Page:
* start *

- Genre: Political thriller Period drama
- Written by: Nacho Faerna; Virginia Yagüe;
- Directed by: Miguel Bardem
- Starring: Francesc Orella; Javier Godino; Pedro Casablanc; Daniel Grao; Víctor Clavijo; Manolo Solo; Simón Andreu;
- Country of origin: Spain
- Original language: Spanish

Production
- Running time: 98 minutes
- Production companies: TVE; TVC; Shine Iberia; Dream Team Concept;

Original release
- Network: La 1
- Release: 15 December 2014

= Prim, el asesinato de la calle del Turco =

2014 Spanish telefilm

Prim, el asesinato de la calle del Turco is a Spanish television film directed by Miguel Bardem recreating the magnicide of Juan Prim in 1870. It originally aired on 15 December 2014 on La 1.

== Premise ==
Narrated by Benito Pérez Galdós, a young journalist at the time the events take place, the fiction accounts for the political intrigues and conspiracies in the last year of the life of General Prim, prime minister of Spain, who had to find a suitable candidate to the country's throne. It involves all the prime suspects behind Prim's murder, an unsolved case up to this date. Prim's carriage was shot in the Calle del Turco on 28 December 1870. Wounded in the assassination attempt, Prim would die two days later.

* end *

Given records:
* start *

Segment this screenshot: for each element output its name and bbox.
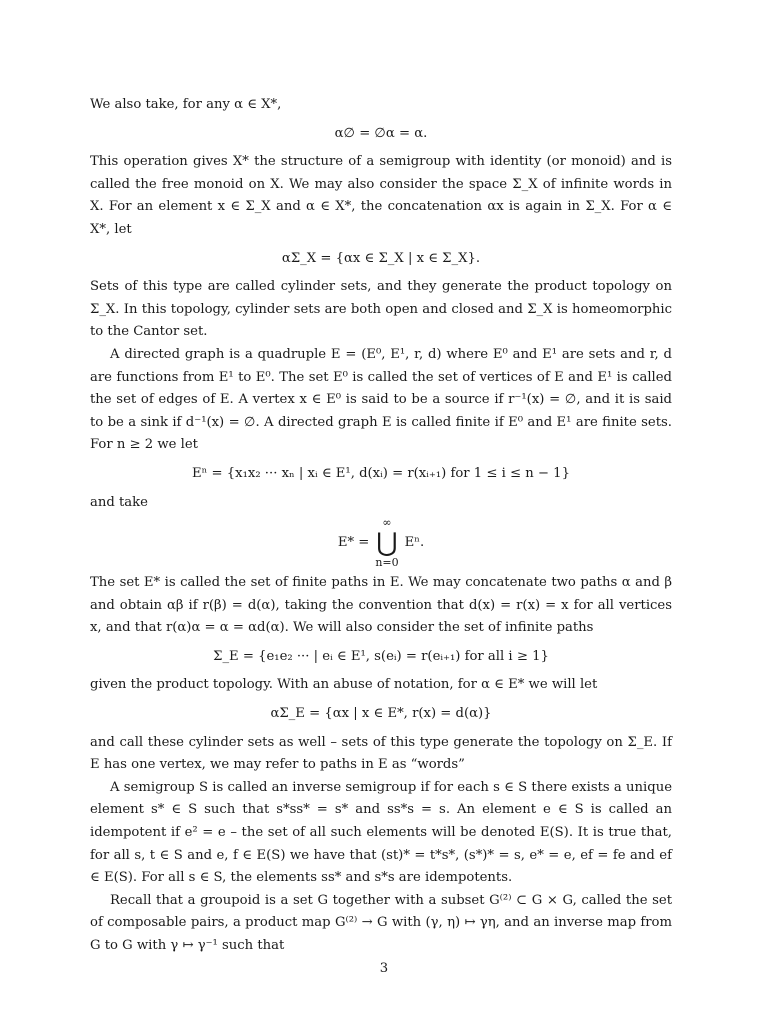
paragraph-cylinder-topology: and call these cylinder sets as well – sets of this type generate the topology on Σ_E. If E has one vertex, we may refer to paths in E as “words” — [90, 734, 672, 773]
equation-infinite-paths: Σ_E = {e₁e₂ ··· | eᵢ ∈ E¹, s(eᵢ) = r(eᵢ₊₁) for all i ≥ 1} — [213, 648, 549, 664]
paragraph-free-monoid: This operation gives X* the structure of a semigroup with identity (or monoid) and is called the free monoid on X. We may also consider the space Σ_X of infinite words in X. For an element x ∈ Σ_X and α ∈ X*, the concatenation αx is again in Σ_X. For α ∈ X*, let — [90, 154, 672, 237]
equation-path-cylinder: αΣ_E = {αx | x ∈ E*, r(x) = d(α)} — [270, 706, 492, 722]
union-rhs: Eⁿ. — [404, 535, 425, 551]
union-lhs: E* = — [337, 535, 370, 551]
union-lower-limit: n=0 — [375, 556, 399, 570]
paragraph-product-topology: given the product topology. With an abuse of notation, for α ∈ E* we will let — [90, 677, 598, 693]
paragraph-intro: We also take, for any α ∈ X*, — [90, 97, 282, 112]
paragraph-finite-paths: The set E* is called the set of finite paths in E. We may concatenate two paths α and β and obtain αβ if r(β) = d(α), taking the convention that d(x) = r(x) = x for all vertices x, and that r(α)α = α = αd(α). We will also consider the set of infinite paths — [90, 575, 672, 636]
equation-monoid-identity: α∅ = ∅α = α. — [334, 125, 428, 141]
union-symbol-icon: ⋃ — [376, 528, 398, 559]
paragraph-cylinder-sets: Sets of this type are called cylinder sets, and they generate the product topology on Σ_X. In this topology, cylinder sets are both open and closed and Σ_X is homeomorphic to the Cantor set. — [90, 279, 672, 340]
union-operator — [375, 516, 398, 570]
page-number: 3 — [379, 961, 389, 976]
paragraph-groupoid: Recall that a groupoid is a set G together with a subset G⁽²⁾ ⊂ G × G, called the set of composable pairs, a product map G⁽²⁾ → G with (γ, η) ↦ γη, and an inverse map from G to G with γ ↦ γ⁻¹ such that — [90, 892, 672, 953]
union-upper-limit: ∞ — [382, 516, 392, 530]
equation-cylinder-set: αΣ_X = {αx ∈ Σ_X | x ∈ Σ_X}. — [281, 250, 481, 266]
equation-finite-paths-union — [90, 516, 672, 570]
paragraph-inverse-semigroup: A semigroup S is called an inverse semigroup if for each s ∈ S there exists a unique element s* ∈ S such that s*ss* = s* and ss*s = s. An element e ∈ S is called an idempotent if e² = e – the set of all such elements will be denoted E(S). It is true that, for all s, t ∈ S and e, f ∈ E(S) we have that (st)* = t*s*, (s*)* = s, e* = e, ef = fe and ef ∈ E(S). For all s ∈ S, the elements ss* and s*s are idempotents. — [90, 779, 672, 886]
equation-paths-length-n: Eⁿ = {x₁x₂ ··· xₙ | xᵢ ∈ E¹, d(xᵢ) = r(xᵢ₊₁) for 1 ≤ i ≤ n − 1} — [192, 465, 570, 481]
paragraph-directed-graph: A directed graph is a quadruple E = (E⁰, E¹, r, d) where E⁰ and E¹ are sets and r, d are functions from E¹ to E⁰. The set E⁰ is called the set of vertices of E and E¹ is called the set of edges of E. A vertex x ∈ E⁰ is said to be a source if r⁻¹(x) = ∅, and it is said to be a sink if d⁻¹(x) = ∅. A directed graph E is called finite if E⁰ and E¹ are finite sets. For n ≥ 2 we let — [90, 346, 672, 453]
paragraph-and-take: and take — [90, 494, 148, 510]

* end *

Problem A: Name every production company the telefilm page lists.
Problem B: Who narrates the fiction, according to the telefilm page?
Work only from the text on the telefilm about Prim's assassination.

Finished answer A: TVE, TVC, Shine Iberia, Dream Team Concept

Finished answer B: Benito Pérez Galdós